## Set exercise
Repeat the records word for word, excluding any picture.

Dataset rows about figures

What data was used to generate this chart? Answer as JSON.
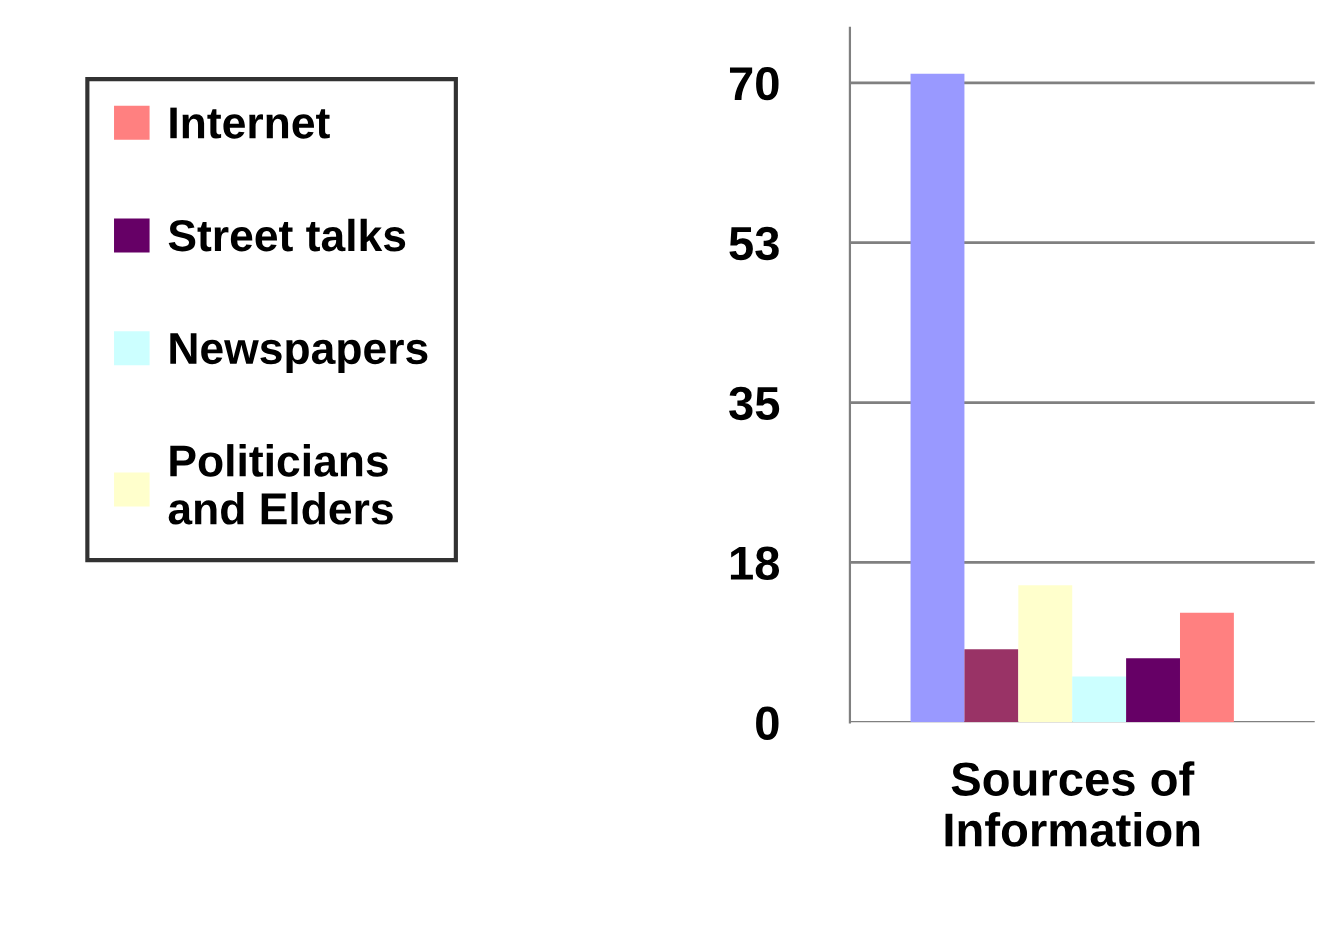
{
  "chart_data": {
    "type": "bar",
    "categories": [
      "Sources of\nInformation"
    ],
    "series": [
      {
        "color": "#9999ff",
        "values": [
          71
        ]
      },
      {
        "color": "#993366",
        "values": [
          8
        ]
      },
      {
        "name": "Politicians\nand Elders",
        "color": "#ffffcc",
        "values": [
          15
        ]
      },
      {
        "name": "Newspapers",
        "color": "#ccffff",
        "values": [
          5
        ]
      },
      {
        "name": "Street talks",
        "color": "#660066",
        "values": [
          7
        ]
      },
      {
        "name": "Internet",
        "color": "#ff8080",
        "values": [
          12
        ]
      }
    ],
    "ylim": [
      0,
      76
    ],
    "yticks": [
      0,
      {
        "value": 17.5,
        "label": "18"
      },
      35,
      {
        "value": 52.5,
        "label": "53"
      },
      70
    ],
    "grid": "y",
    "legend": "left"
  }
}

## Solution to the problem
What data was used to generate this chart? Answer as JSON.
{
  "chart_data": {
    "type": "bar",
    "categories": [
      "Sources of\nInformation"
    ],
    "series": [
      {
        "color": "#9999ff",
        "values": [
          71
        ]
      },
      {
        "color": "#993366",
        "values": [
          8
        ]
      },
      {
        "name": "Politicians\nand Elders",
        "color": "#ffffcc",
        "values": [
          15
        ]
      },
      {
        "name": "Newspapers",
        "color": "#ccffff",
        "values": [
          5
        ]
      },
      {
        "name": "Street talks",
        "color": "#660066",
        "values": [
          7
        ]
      },
      {
        "name": "Internet",
        "color": "#ff8080",
        "values": [
          12
        ]
      }
    ],
    "ylim": [
      0,
      76
    ],
    "yticks": [
      0,
      {
        "value": 17.5,
        "label": "18"
      },
      35,
      {
        "value": 52.5,
        "label": "53"
      },
      70
    ],
    "grid": "y",
    "legend": "left"
  }
}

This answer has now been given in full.